■ Requirement ■
Could you write out every entry exactly as it stands?

■ Material for this exercise ■
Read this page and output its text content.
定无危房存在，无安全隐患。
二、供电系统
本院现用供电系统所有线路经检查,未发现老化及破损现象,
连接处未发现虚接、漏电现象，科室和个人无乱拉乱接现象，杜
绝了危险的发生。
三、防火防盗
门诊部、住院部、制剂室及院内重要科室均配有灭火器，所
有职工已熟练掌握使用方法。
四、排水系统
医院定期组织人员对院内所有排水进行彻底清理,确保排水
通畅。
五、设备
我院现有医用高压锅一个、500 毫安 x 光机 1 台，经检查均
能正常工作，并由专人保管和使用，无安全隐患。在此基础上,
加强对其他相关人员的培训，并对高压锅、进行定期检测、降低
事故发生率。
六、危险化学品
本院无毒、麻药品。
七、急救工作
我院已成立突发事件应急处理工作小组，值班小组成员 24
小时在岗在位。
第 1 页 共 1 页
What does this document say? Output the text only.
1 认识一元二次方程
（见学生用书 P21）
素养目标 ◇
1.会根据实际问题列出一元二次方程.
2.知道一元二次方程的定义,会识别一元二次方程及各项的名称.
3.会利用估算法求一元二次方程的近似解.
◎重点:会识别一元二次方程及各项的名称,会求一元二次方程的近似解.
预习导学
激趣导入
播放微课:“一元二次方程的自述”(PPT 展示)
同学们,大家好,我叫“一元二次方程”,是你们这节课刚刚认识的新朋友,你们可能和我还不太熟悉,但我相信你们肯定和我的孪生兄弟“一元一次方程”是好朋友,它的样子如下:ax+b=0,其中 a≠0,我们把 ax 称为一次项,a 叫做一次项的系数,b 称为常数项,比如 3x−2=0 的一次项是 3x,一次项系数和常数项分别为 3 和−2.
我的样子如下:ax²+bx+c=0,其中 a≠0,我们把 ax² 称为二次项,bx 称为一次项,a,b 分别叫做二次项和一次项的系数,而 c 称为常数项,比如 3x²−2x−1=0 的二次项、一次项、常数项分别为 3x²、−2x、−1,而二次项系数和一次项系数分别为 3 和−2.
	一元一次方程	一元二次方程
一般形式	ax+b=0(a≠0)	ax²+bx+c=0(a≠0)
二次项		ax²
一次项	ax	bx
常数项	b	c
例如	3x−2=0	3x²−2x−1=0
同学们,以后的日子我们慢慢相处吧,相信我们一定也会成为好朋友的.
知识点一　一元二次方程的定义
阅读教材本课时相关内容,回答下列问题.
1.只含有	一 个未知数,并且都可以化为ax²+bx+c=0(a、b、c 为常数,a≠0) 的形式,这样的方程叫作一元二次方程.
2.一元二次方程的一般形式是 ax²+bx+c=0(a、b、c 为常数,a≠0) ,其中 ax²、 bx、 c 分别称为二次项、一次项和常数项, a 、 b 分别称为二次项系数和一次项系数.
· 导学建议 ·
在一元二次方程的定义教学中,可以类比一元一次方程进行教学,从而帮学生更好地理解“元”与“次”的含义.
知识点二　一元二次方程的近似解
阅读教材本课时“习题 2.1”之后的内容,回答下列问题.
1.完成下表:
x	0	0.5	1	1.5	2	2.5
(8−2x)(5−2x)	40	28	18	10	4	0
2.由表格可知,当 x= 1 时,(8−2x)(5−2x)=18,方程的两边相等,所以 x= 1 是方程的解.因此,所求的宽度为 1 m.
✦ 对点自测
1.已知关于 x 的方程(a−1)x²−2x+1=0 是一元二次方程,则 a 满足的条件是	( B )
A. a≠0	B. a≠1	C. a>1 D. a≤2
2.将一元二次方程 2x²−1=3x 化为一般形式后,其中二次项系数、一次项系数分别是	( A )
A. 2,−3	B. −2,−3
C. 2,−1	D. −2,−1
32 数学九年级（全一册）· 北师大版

■ Task result ■
Read this page and output its text content.
定无危房存在，无安全隐患。
二、供电系统
本院现用供电系统所有线路经检查,未发现老化及破损现象,
连接处未发现虚接、漏电现象，科室和个人无乱拉乱接现象，杜
绝了危险的发生。
三、防火防盗
门诊部、住院部、制剂室及院内重要科室均配有灭火器，所
有职工已熟练掌握使用方法。
四、排水系统
医院定期组织人员对院内所有排水进行彻底清理,确保排水
通畅。
五、设备
我院现有医用高压锅一个、500 毫安 x 光机 1 台，经检查均
能正常工作，并由专人保管和使用，无安全隐患。在此基础上,
加强对其他相关人员的培训，并对高压锅、进行定期检测、降低
事故发生率。
六、危险化学品
本院无毒、麻药品。
七、急救工作
我院已成立突发事件应急处理工作小组，值班小组成员 24
小时在岗在位。
第 1 页 共 1 页
What does this document say? Output the text only.
1 认识一元二次方程
（见学生用书 P21）
素养目标 ◇
1.会根据实际问题列出一元二次方程.
2.知道一元二次方程的定义,会识别一元二次方程及各项的名称.
3.会利用估算法求一元二次方程的近似解.
◎重点:会识别一元二次方程及各项的名称,会求一元二次方程的近似解.
预习导学
激趣导入
播放微课:“一元二次方程的自述”(PPT 展示)
同学们,大家好,我叫“一元二次方程”,是你们这节课刚刚认识的新朋友,你们可能和我还不太熟悉,但我相信你们肯定和我的孪生兄弟“一元一次方程”是好朋友,它的样子如下:ax+b=0,其中 a≠0,我们把 ax 称为一次项,a 叫做一次项的系数,b 称为常数项,比如 3x−2=0 的一次项是 3x,一次项系数和常数项分别为 3 和−2.
我的样子如下:ax²+bx+c=0,其中 a≠0,我们把 ax² 称为二次项,bx 称为一次项,a,b 分别叫做二次项和一次项的系数,而 c 称为常数项,比如 3x²−2x−1=0 的二次项、一次项、常数项分别为 3x²、−2x、−1,而二次项系数和一次项系数分别为 3 和−2.
	一元一次方程	一元二次方程
一般形式	ax+b=0(a≠0)	ax²+bx+c=0(a≠0)
二次项		ax²
一次项	ax	bx
常数项	b	c
例如	3x−2=0	3x²−2x−1=0
同学们,以后的日子我们慢慢相处吧,相信我们一定也会成为好朋友的.
知识点一　一元二次方程的定义
阅读教材本课时相关内容,回答下列问题.
1.只含有	一 个未知数,并且都可以化为ax²+bx+c=0(a、b、c 为常数,a≠0) 的形式,这样的方程叫作一元二次方程.
2.一元二次方程的一般形式是 ax²+bx+c=0(a、b、c 为常数,a≠0) ,其中 ax²、 bx、 c 分别称为二次项、一次项和常数项, a 、 b 分别称为二次项系数和一次项系数.
· 导学建议 ·
在一元二次方程的定义教学中,可以类比一元一次方程进行教学,从而帮学生更好地理解“元”与“次”的含义.
知识点二　一元二次方程的近似解
阅读教材本课时“习题 2.1”之后的内容,回答下列问题.
1.完成下表:
x	0	0.5	1	1.5	2	2.5
(8−2x)(5−2x)	40	28	18	10	4	0
2.由表格可知,当 x= 1 时,(8−2x)(5−2x)=18,方程的两边相等,所以 x= 1 是方程的解.因此,所求的宽度为 1 m.
✦ 对点自测
1.已知关于 x 的方程(a−1)x²−2x+1=0 是一元二次方程,则 a 满足的条件是	( B )
A. a≠0	B. a≠1	C. a>1 D. a≤2
2.将一元二次方程 2x²−1=3x 化为一般形式后,其中二次项系数、一次项系数分别是	( A )
A. 2,−3	B. −2,−3
C. 2,−1	D. −2,−1
32 数学九年级（全一册）· 北师大版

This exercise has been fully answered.